Answer these about the surviving corporation excerpt below:
1. Whose certificate of incorporation becomes the Surviving Corporation's certificate of incorporation?
2. Who will be the initial directors of the Surviving Corporation?
3. Who will be the initial officers of the Surviving Corporation?

#### Source extract
::::::::

THE SURVIVING CORPORATION

 

Section  2.1                                 Certificate of Incorporation .  The certificate of incorporation of the Sub in effect at the Effective Time will be the certificate of incorpora­tion of the Surviving Corporation, until thereafter amended in accordance with its terms and as provided in the DGCL.

 

Section  2.2                                 Bylaws .  The by-laws of the Sub in effect at the Effective Time will be the by-laws of the Surviving Corporation, until thereafter amended in accordance with its terms and as provided in the certificate of incorpora­tion and the DGCL.

 

Section  2.3                                 Directors and Officers of Surviving Corporation

 

(a)           The directors of the Sub at the Effective Time will be the initial directors of the Surviving Corporation and will hold office from the Effective Time until their respective successors are duly elected or appointed and qualify in the manner provided in the certificate of incorporation and by-laws of the Surviving Corporation or as otherwise provided by law.

 

(b)           The officers of the Company at the Effective Time will be the initial officers of the Surviving Corporation and will hold office from the Effective Time until their respective successors are duly elected or appointed and qualify in the manner provided in the certificate of incorporation and by-laws of the Surviving Corporation or as otherwise provided by law.

::::::::

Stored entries

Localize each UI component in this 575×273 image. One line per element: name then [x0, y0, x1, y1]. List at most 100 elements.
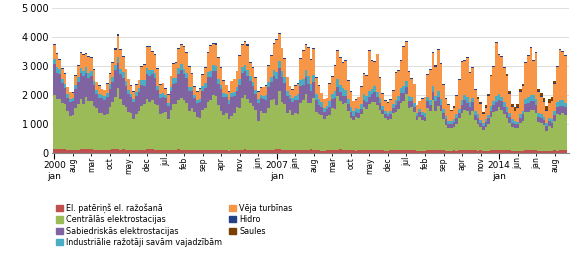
Bar — [344, 103, 347, 150]
Bar — [283, 59, 286, 77]
Bar — [450, 151, 453, 153]
Bar — [77, 65, 79, 66]
Bar — [445, 124, 447, 151]
Bar — [135, 85, 138, 92]
Bar — [132, 92, 135, 99]
Bar — [419, 112, 421, 117]
Bar — [148, 46, 151, 47]
Bar — [490, 150, 492, 153]
Bar — [267, 82, 270, 87]
Bar — [342, 63, 344, 88]
Bar — [421, 120, 424, 151]
Bar — [244, 149, 246, 153]
Bar — [145, 74, 148, 99]
Bar — [312, 75, 315, 82]
Bar — [487, 124, 490, 151]
Bar — [82, 71, 85, 76]
Bar — [185, 150, 188, 153]
Bar — [106, 97, 109, 114]
Bar — [394, 100, 397, 105]
Bar — [429, 70, 432, 100]
Bar — [405, 41, 408, 42]
Bar — [477, 151, 479, 153]
Bar — [154, 54, 156, 55]
Bar — [138, 150, 140, 153]
Bar — [466, 103, 469, 111]
Bar — [320, 151, 323, 153]
Bar — [312, 48, 315, 49]
Bar — [112, 102, 114, 149]
Bar — [172, 84, 175, 104]
Bar — [508, 94, 511, 113]
Bar — [408, 72, 411, 96]
Bar — [495, 96, 498, 102]
Bar — [344, 60, 347, 61]
Bar — [419, 101, 421, 109]
Bar — [98, 97, 101, 113]
Bar — [53, 45, 56, 59]
Bar — [556, 66, 559, 67]
Bar — [548, 118, 551, 121]
Bar — [193, 86, 196, 87]
Bar — [79, 149, 82, 153]
Bar — [519, 92, 522, 114]
Bar — [180, 150, 183, 153]
Bar — [358, 150, 360, 153]
Bar — [265, 113, 267, 150]
Bar — [61, 69, 64, 79]
Bar — [455, 151, 458, 153]
Bar — [527, 55, 530, 56]
Bar — [257, 99, 259, 103]
Bar — [408, 108, 411, 150]
Bar — [561, 106, 564, 112]
Bar — [143, 104, 145, 150]
Bar — [461, 150, 463, 153]
Bar — [262, 150, 265, 153]
Bar — [101, 95, 104, 98]
Bar — [90, 149, 93, 153]
Bar — [249, 76, 252, 81]
Bar — [439, 150, 442, 153]
Bar — [469, 115, 471, 150]
Bar — [64, 149, 66, 153]
Bar — [217, 105, 220, 150]
Bar — [546, 151, 548, 153]
Bar — [236, 87, 239, 91]
Bar — [524, 104, 527, 112]
Bar — [546, 130, 548, 151]
Bar — [538, 123, 540, 151]
Bar — [119, 69, 122, 74]
Bar — [292, 115, 294, 150]
Bar — [424, 97, 426, 113]
Bar — [241, 73, 244, 98]
Bar — [394, 150, 397, 153]
Bar — [188, 91, 191, 111]
Bar — [315, 112, 318, 150]
Bar — [500, 57, 503, 97]
Bar — [318, 85, 320, 86]
Bar — [437, 106, 439, 150]
Bar — [439, 105, 442, 111]
Bar — [546, 123, 548, 126]
Bar — [402, 93, 405, 101]
Bar — [278, 33, 281, 34]
Bar — [138, 79, 140, 80]
Bar — [87, 57, 90, 73]
Bar — [371, 94, 373, 102]
Bar — [320, 107, 323, 115]
Bar — [98, 85, 101, 86]
Bar — [445, 151, 447, 153]
Bar — [376, 55, 379, 92]
Bar — [553, 81, 556, 83]
Bar — [196, 91, 198, 92]
Bar — [421, 112, 424, 115]
Bar — [112, 62, 114, 63]
Bar — [516, 124, 519, 128]
Bar — [122, 73, 125, 78]
Bar — [312, 82, 315, 98]
Bar — [455, 114, 458, 118]
Bar — [61, 79, 64, 84]
Bar — [344, 150, 347, 153]
Bar — [223, 150, 225, 153]
Bar — [358, 113, 360, 118]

::::::::

#### Task answer
1. The Sub's certificate of incorporation in effect at the Effective Time.
2. The directors of the Sub at the Effective Time.
3. The officers of the Company at the Effective Time.